[BEGIN RAW DATA]

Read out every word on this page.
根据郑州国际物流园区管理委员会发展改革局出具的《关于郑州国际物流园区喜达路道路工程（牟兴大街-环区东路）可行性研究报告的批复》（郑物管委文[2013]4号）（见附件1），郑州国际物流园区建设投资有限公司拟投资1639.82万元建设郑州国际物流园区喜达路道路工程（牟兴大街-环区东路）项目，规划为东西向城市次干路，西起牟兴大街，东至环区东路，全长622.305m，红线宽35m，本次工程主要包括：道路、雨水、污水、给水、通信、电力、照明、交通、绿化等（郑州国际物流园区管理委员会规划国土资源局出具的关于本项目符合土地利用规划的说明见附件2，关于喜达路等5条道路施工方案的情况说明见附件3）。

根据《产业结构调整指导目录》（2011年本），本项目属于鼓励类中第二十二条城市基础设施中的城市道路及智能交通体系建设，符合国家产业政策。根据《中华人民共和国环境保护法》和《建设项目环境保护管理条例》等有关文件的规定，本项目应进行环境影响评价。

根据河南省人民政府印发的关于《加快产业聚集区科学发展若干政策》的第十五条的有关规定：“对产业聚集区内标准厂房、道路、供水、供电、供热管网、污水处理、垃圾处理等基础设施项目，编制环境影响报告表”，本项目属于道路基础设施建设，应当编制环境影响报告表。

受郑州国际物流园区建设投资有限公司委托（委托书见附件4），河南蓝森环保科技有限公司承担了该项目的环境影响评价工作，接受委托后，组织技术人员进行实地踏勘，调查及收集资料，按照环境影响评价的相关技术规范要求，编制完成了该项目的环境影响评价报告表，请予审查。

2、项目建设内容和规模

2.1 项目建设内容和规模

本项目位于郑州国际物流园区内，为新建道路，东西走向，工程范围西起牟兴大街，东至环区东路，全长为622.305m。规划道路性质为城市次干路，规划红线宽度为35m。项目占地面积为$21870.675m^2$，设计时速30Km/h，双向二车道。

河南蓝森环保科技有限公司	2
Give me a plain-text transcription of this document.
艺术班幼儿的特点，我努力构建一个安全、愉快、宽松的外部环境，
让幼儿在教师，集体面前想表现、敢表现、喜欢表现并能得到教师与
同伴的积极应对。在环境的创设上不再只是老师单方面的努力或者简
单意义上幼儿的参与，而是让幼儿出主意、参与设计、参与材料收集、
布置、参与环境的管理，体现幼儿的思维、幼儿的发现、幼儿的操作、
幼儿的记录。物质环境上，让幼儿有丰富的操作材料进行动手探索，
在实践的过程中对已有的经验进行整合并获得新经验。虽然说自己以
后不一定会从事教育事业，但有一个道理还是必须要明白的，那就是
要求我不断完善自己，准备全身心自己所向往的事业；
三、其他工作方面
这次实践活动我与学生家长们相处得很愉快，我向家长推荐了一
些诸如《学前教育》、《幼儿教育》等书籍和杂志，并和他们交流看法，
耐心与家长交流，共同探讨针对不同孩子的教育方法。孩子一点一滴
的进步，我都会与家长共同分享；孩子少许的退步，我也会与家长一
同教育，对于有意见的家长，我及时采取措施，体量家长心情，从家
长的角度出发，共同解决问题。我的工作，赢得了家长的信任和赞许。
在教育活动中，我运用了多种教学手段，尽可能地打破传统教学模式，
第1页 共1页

[END RAW DATA]

WHAT YOU WILL DO.
Make an exact copy of the listing, including every line.

COMPLETE RESPONSE.
Read out every word on this page.
根据郑州国际物流园区管理委员会发展改革局出具的《关于郑州国际物流园区喜达路道路工程（牟兴大街-环区东路）可行性研究报告的批复》（郑物管委文[2013]4号）（见附件1），郑州国际物流园区建设投资有限公司拟投资1639.82万元建设郑州国际物流园区喜达路道路工程（牟兴大街-环区东路）项目，规划为东西向城市次干路，西起牟兴大街，东至环区东路，全长622.305m，红线宽35m，本次工程主要包括：道路、雨水、污水、给水、通信、电力、照明、交通、绿化等（郑州国际物流园区管理委员会规划国土资源局出具的关于本项目符合土地利用规划的说明见附件2，关于喜达路等5条道路施工方案的情况说明见附件3）。

根据《产业结构调整指导目录》（2011年本），本项目属于鼓励类中第二十二条城市基础设施中的城市道路及智能交通体系建设，符合国家产业政策。根据《中华人民共和国环境保护法》和《建设项目环境保护管理条例》等有关文件的规定，本项目应进行环境影响评价。

根据河南省人民政府印发的关于《加快产业聚集区科学发展若干政策》的第十五条的有关规定：“对产业聚集区内标准厂房、道路、供水、供电、供热管网、污水处理、垃圾处理等基础设施项目，编制环境影响报告表”，本项目属于道路基础设施建设，应当编制环境影响报告表。

受郑州国际物流园区建设投资有限公司委托（委托书见附件4），河南蓝森环保科技有限公司承担了该项目的环境影响评价工作，接受委托后，组织技术人员进行实地踏勘，调查及收集资料，按照环境影响评价的相关技术规范要求，编制完成了该项目的环境影响评价报告表，请予审查。

2、项目建设内容和规模

2.1 项目建设内容和规模

本项目位于郑州国际物流园区内，为新建道路，东西走向，工程范围西起牟兴大街，东至环区东路，全长为622.305m。规划道路性质为城市次干路，规划红线宽度为35m。项目占地面积为$21870.675m^2$，设计时速30Km/h，双向二车道。

河南蓝森环保科技有限公司	2
Give me a plain-text transcription of this document.
艺术班幼儿的特点，我努力构建一个安全、愉快、宽松的外部环境，
让幼儿在教师，集体面前想表现、敢表现、喜欢表现并能得到教师与
同伴的积极应对。在环境的创设上不再只是老师单方面的努力或者简
单意义上幼儿的参与，而是让幼儿出主意、参与设计、参与材料收集、
布置、参与环境的管理，体现幼儿的思维、幼儿的发现、幼儿的操作、
幼儿的记录。物质环境上，让幼儿有丰富的操作材料进行动手探索，
在实践的过程中对已有的经验进行整合并获得新经验。虽然说自己以
后不一定会从事教育事业，但有一个道理还是必须要明白的，那就是
要求我不断完善自己，准备全身心自己所向往的事业；
三、其他工作方面
这次实践活动我与学生家长们相处得很愉快，我向家长推荐了一
些诸如《学前教育》、《幼儿教育》等书籍和杂志，并和他们交流看法，
耐心与家长交流，共同探讨针对不同孩子的教育方法。孩子一点一滴
的进步，我都会与家长共同分享；孩子少许的退步，我也会与家长一
同教育，对于有意见的家长，我及时采取措施，体量家长心情，从家
长的角度出发，共同解决问题。我的工作，赢得了家长的信任和赞许。
在教育活动中，我运用了多种教学手段，尽可能地打破传统教学模式，
第1页 共1页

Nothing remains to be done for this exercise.